*Required task*.
Copy every line from the material below that holds "nrate".

(Data entries for graphics)
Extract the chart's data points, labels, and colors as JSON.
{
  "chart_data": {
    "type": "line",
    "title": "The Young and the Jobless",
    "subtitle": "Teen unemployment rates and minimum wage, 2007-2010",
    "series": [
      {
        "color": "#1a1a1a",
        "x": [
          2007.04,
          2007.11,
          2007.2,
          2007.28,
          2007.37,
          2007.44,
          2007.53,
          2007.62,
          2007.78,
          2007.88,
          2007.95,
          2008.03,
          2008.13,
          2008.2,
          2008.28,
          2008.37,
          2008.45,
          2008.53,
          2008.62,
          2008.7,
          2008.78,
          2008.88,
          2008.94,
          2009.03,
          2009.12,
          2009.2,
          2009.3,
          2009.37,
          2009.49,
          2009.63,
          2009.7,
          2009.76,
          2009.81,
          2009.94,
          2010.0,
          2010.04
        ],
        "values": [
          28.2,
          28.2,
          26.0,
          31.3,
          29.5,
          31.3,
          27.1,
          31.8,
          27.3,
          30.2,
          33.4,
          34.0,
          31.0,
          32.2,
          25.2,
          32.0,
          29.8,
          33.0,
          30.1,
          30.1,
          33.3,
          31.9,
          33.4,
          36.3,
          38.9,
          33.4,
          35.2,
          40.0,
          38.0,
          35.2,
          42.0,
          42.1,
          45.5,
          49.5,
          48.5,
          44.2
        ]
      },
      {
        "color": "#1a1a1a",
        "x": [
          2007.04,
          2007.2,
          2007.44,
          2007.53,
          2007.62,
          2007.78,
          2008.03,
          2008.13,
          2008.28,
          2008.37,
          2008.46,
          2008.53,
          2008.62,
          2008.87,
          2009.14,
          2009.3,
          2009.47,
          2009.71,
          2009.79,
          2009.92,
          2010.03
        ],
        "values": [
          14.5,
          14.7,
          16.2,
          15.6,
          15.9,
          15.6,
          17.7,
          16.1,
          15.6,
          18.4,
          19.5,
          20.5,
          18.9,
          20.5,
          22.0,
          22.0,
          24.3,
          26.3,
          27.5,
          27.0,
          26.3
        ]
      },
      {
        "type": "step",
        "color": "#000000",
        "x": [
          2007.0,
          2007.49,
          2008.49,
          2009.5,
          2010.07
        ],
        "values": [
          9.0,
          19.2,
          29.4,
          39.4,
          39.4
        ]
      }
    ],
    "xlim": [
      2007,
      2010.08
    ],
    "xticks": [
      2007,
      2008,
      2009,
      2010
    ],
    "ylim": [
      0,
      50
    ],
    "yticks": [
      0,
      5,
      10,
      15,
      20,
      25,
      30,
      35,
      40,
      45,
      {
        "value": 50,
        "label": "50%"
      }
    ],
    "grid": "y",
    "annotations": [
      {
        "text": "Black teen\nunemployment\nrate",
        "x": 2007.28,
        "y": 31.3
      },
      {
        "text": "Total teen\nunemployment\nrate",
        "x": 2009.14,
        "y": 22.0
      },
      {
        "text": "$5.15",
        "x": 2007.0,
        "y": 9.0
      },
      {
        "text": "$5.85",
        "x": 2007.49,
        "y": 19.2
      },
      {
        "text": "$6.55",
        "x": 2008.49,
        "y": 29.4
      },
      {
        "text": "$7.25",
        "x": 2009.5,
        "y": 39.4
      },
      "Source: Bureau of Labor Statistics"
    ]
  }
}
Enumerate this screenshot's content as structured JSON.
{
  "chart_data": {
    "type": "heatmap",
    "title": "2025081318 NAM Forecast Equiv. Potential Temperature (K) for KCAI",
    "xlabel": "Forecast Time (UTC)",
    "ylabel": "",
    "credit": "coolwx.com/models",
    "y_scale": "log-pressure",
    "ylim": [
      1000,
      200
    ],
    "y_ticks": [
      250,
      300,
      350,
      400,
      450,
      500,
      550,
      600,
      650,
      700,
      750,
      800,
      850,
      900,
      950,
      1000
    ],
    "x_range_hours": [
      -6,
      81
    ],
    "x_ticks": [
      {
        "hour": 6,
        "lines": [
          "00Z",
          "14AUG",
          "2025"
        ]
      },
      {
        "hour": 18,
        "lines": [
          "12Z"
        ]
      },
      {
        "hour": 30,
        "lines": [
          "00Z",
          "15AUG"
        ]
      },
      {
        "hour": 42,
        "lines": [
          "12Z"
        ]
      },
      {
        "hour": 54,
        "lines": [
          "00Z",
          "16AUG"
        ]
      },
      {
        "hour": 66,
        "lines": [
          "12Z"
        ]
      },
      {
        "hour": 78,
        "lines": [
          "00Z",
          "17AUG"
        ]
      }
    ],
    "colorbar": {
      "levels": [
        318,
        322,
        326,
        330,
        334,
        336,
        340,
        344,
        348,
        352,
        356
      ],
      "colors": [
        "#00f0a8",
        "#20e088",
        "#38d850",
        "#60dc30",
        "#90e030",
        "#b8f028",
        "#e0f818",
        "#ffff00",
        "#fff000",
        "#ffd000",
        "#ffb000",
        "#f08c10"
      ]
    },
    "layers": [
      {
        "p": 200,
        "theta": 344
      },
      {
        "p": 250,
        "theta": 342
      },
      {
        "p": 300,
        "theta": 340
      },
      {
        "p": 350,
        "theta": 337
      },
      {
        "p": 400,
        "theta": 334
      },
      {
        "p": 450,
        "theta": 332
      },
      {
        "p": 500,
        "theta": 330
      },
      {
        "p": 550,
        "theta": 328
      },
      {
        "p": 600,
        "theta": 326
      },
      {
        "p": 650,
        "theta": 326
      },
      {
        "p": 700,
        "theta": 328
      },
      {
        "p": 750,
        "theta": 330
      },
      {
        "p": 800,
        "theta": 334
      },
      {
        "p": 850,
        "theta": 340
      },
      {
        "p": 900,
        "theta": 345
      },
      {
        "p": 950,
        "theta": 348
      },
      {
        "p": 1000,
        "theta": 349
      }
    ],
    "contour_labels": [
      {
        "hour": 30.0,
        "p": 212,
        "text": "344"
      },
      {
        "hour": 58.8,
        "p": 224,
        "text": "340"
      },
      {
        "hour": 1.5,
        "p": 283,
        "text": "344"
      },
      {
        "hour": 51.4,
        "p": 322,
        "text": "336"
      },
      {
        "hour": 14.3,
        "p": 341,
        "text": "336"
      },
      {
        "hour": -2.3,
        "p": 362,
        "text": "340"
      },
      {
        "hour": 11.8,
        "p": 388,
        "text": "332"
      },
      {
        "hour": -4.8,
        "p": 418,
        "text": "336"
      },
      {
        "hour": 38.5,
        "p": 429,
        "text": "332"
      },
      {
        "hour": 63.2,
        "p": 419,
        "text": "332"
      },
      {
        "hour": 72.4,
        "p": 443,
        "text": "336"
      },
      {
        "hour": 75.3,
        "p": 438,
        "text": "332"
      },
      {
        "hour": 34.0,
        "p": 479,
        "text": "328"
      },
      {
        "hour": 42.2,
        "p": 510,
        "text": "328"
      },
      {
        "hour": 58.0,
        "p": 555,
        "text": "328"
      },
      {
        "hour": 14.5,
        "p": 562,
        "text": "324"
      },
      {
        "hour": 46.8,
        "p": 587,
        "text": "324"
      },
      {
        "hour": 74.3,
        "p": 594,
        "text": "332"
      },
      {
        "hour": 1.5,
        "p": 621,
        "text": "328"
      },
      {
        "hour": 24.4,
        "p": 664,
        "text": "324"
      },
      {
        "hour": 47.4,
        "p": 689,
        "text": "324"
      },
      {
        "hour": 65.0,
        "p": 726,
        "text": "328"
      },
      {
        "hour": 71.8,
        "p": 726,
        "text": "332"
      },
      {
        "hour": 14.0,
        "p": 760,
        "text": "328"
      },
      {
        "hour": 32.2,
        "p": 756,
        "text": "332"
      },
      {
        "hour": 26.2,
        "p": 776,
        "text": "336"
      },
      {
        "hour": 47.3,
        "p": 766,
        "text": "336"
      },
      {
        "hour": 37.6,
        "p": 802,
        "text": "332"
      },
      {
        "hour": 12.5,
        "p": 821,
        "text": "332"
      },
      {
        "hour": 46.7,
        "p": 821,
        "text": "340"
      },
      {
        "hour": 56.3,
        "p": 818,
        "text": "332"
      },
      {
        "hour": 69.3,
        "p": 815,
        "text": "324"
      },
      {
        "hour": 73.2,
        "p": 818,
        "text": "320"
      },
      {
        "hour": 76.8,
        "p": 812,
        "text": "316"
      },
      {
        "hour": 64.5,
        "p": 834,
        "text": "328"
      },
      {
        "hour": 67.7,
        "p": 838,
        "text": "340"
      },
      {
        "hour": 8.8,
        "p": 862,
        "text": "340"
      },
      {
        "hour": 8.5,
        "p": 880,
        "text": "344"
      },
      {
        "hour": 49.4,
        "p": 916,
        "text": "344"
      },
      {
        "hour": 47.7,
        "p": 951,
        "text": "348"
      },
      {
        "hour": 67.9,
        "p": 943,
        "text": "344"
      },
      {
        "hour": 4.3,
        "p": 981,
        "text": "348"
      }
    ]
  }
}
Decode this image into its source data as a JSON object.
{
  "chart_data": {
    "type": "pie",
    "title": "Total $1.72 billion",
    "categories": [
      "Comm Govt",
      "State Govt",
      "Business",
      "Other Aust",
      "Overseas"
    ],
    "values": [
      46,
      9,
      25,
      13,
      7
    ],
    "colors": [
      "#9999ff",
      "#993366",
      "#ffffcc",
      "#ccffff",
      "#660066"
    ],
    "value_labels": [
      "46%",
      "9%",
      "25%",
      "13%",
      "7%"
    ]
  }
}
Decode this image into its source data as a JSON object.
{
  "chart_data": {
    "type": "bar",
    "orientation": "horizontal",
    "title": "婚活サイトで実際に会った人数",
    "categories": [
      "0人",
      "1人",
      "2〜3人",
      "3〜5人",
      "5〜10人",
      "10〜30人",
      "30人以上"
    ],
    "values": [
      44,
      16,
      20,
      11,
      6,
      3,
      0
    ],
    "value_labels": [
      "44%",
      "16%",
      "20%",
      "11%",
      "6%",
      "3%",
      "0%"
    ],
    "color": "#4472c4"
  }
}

*Task answer*.
        "text": "Black teen\nunemployment\nrate",
        "text": "Total teen\nunemployment\nrate",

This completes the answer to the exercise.